• **WRITTEN TASK**:
Reproduce each record exactly.

• **RECORDS**:
◇ ◇ ◇
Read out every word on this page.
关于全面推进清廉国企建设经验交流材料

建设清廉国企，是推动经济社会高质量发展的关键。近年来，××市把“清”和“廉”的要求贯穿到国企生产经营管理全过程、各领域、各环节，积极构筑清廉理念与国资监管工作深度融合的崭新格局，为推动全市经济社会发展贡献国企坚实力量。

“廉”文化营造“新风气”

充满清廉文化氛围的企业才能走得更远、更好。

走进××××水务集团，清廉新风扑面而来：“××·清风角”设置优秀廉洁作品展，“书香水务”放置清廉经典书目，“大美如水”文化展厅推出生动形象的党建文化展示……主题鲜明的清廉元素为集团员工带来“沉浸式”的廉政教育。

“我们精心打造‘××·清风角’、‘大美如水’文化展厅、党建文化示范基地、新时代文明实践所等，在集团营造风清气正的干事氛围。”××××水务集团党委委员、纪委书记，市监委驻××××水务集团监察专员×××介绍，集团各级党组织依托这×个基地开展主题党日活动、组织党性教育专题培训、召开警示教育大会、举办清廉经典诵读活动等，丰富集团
◇ ◇ ◇
• **COMPLETE OUTPUT**:
Read out every word on this page.
关于全面推进清廉国企建设经验交流材料

建设清廉国企，是推动经济社会高质量发展的关键。近年来，××市把“清”和“廉”的要求贯穿到国企生产经营管理全过程、各领域、各环节，积极构筑清廉理念与国资监管工作深度融合的崭新格局，为推动全市经济社会发展贡献国企坚实力量。

“廉”文化营造“新风气”

充满清廉文化氛围的企业才能走得更远、更好。

走进××××水务集团，清廉新风扑面而来：“××·清风角”设置优秀廉洁作品展，“书香水务”放置清廉经典书目，“大美如水”文化展厅推出生动形象的党建文化展示……主题鲜明的清廉元素为集团员工带来“沉浸式”的廉政教育。

“我们精心打造‘××·清风角’、‘大美如水’文化展厅、党建文化示范基地、新时代文明实践所等，在集团营造风清气正的干事氛围。”××××水务集团党委委员、纪委书记，市监委驻××××水务集团监察专员×××介绍，集团各级党组织依托这×个基地开展主题党日活动、组织党性教育专题培训、召开警示教育大会、举办清廉经典诵读活动等，丰富集团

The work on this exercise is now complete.